### Records shown
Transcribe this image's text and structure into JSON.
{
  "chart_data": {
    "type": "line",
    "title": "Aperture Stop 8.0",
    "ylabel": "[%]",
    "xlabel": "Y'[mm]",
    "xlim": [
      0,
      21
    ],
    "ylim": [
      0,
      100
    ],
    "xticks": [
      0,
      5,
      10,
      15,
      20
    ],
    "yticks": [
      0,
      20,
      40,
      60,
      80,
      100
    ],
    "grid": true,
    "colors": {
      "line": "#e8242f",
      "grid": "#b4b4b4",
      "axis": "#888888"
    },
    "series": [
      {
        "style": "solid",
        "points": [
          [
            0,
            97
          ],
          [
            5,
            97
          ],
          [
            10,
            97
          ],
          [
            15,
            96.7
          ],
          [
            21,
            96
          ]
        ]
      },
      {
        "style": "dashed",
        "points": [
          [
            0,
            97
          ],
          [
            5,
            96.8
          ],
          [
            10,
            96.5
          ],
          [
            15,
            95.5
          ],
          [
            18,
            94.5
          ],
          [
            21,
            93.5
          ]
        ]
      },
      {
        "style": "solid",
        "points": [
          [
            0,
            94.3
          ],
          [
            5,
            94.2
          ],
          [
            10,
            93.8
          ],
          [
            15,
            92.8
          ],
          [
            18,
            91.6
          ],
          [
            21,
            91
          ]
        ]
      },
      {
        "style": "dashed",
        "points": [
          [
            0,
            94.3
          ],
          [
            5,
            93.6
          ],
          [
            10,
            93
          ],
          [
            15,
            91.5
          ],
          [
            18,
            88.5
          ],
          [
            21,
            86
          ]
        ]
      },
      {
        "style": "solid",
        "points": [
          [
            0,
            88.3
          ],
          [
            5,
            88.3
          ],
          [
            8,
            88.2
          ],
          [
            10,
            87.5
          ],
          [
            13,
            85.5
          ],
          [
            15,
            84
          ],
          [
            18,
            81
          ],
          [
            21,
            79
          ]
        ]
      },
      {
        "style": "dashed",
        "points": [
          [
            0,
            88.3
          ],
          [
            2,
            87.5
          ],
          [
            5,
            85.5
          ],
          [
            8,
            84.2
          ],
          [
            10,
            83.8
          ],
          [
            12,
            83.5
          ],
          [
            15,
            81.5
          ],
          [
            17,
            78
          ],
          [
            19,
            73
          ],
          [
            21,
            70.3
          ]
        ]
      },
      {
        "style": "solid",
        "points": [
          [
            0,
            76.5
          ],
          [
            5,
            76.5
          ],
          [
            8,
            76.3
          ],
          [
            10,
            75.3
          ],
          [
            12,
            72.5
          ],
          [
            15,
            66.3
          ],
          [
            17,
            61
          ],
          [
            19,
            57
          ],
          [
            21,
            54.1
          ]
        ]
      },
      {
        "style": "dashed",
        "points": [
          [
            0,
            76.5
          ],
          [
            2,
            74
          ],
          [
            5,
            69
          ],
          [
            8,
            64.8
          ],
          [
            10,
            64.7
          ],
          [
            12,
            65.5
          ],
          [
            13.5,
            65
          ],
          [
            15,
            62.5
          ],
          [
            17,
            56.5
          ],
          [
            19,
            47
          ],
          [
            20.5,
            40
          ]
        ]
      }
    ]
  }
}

### Prompt
Reproduce each entry from the records above, character for character.

### Response below
Transcribe this image's text and structure into JSON.
{
  "chart_data": {
    "type": "line",
    "title": "Aperture Stop 8.0",
    "ylabel": "[%]",
    "xlabel": "Y'[mm]",
    "xlim": [
      0,
      21
    ],
    "ylim": [
      0,
      100
    ],
    "xticks": [
      0,
      5,
      10,
      15,
      20
    ],
    "yticks": [
      0,
      20,
      40,
      60,
      80,
      100
    ],
    "grid": true,
    "colors": {
      "line": "#e8242f",
      "grid": "#b4b4b4",
      "axis": "#888888"
    },
    "series": [
      {
        "style": "solid",
        "points": [
          [
            0,
            97
          ],
          [
            5,
            97
          ],
          [
            10,
            97
          ],
          [
            15,
            96.7
          ],
          [
            21,
            96
          ]
        ]
      },
      {
        "style": "dashed",
        "points": [
          [
            0,
            97
          ],
          [
            5,
            96.8
          ],
          [
            10,
            96.5
          ],
          [
            15,
            95.5
          ],
          [
            18,
            94.5
          ],
          [
            21,
            93.5
          ]
        ]
      },
      {
        "style": "solid",
        "points": [
          [
            0,
            94.3
          ],
          [
            5,
            94.2
          ],
          [
            10,
            93.8
          ],
          [
            15,
            92.8
          ],
          [
            18,
            91.6
          ],
          [
            21,
            91
          ]
        ]
      },
      {
        "style": "dashed",
        "points": [
          [
            0,
            94.3
          ],
          [
            5,
            93.6
          ],
          [
            10,
            93
          ],
          [
            15,
            91.5
          ],
          [
            18,
            88.5
          ],
          [
            21,
            86
          ]
        ]
      },
      {
        "style": "solid",
        "points": [
          [
            0,
            88.3
          ],
          [
            5,
            88.3
          ],
          [
            8,
            88.2
          ],
          [
            10,
            87.5
          ],
          [
            13,
            85.5
          ],
          [
            15,
            84
          ],
          [
            18,
            81
          ],
          [
            21,
            79
          ]
        ]
      },
      {
        "style": "dashed",
        "points": [
          [
            0,
            88.3
          ],
          [
            2,
            87.5
          ],
          [
            5,
            85.5
          ],
          [
            8,
            84.2
          ],
          [
            10,
            83.8
          ],
          [
            12,
            83.5
          ],
          [
            15,
            81.5
          ],
          [
            17,
            78
          ],
          [
            19,
            73
          ],
          [
            21,
            70.3
          ]
        ]
      },
      {
        "style": "solid",
        "points": [
          [
            0,
            76.5
          ],
          [
            5,
            76.5
          ],
          [
            8,
            76.3
          ],
          [
            10,
            75.3
          ],
          [
            12,
            72.5
          ],
          [
            15,
            66.3
          ],
          [
            17,
            61
          ],
          [
            19,
            57
          ],
          [
            21,
            54.1
          ]
        ]
      },
      {
        "style": "dashed",
        "points": [
          [
            0,
            76.5
          ],
          [
            2,
            74
          ],
          [
            5,
            69
          ],
          [
            8,
            64.8
          ],
          [
            10,
            64.7
          ],
          [
            12,
            65.5
          ],
          [
            13.5,
            65
          ],
          [
            15,
            62.5
          ],
          [
            17,
            56.5
          ],
          [
            19,
            47
          ],
          [
            20.5,
            40
          ]
        ]
      }
    ]
  }
}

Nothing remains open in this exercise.